* _WHAT YOU WILL DO_: Below are the records. Gather each line that holds "через".

* _PROVIDED DATA_:
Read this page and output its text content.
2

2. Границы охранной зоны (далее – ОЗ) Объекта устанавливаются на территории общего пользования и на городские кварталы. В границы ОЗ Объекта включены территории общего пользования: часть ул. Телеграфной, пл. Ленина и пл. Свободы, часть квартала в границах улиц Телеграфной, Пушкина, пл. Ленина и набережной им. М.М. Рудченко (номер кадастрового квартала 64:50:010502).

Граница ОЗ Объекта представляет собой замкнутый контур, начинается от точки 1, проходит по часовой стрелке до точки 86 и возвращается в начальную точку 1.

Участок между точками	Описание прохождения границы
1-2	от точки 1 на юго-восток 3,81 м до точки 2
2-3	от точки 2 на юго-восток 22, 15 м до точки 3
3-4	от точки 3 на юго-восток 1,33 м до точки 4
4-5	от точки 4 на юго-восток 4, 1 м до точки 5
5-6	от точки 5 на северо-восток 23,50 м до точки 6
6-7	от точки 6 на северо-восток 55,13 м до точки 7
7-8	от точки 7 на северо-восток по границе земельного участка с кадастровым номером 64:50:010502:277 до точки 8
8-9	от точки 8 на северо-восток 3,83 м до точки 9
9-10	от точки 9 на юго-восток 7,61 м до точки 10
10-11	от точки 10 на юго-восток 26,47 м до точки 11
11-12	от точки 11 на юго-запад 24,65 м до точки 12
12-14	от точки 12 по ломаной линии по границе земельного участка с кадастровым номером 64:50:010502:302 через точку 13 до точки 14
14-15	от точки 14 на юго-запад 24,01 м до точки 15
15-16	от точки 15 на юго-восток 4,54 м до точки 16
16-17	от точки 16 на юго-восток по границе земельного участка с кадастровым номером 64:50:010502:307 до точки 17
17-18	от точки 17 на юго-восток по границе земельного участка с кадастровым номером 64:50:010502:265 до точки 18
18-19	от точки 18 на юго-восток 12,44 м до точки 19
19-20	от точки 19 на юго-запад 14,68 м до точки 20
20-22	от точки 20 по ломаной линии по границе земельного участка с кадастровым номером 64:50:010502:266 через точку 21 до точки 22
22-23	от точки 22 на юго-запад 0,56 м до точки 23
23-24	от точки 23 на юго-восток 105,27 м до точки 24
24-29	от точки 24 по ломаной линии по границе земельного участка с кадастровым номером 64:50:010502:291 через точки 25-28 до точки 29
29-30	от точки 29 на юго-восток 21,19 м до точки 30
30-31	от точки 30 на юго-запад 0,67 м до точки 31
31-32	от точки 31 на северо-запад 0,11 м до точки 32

* _SOLUTION FOR THIS PROBLEM_:
12-14	от точки 12 по ломаной линии по границе земельного участка с кадастровым номером 64:50:010502:302 через точку 13 до точки 14
20-22	от точки 20 по ломаной линии по границе земельного участка с кадастровым номером 64:50:010502:266 через точку 21 до точки 22
24-29	от точки 24 по ломаной линии по границе земельного участка с кадастровым номером 64:50:010502:291 через точки 25-28 до точки 29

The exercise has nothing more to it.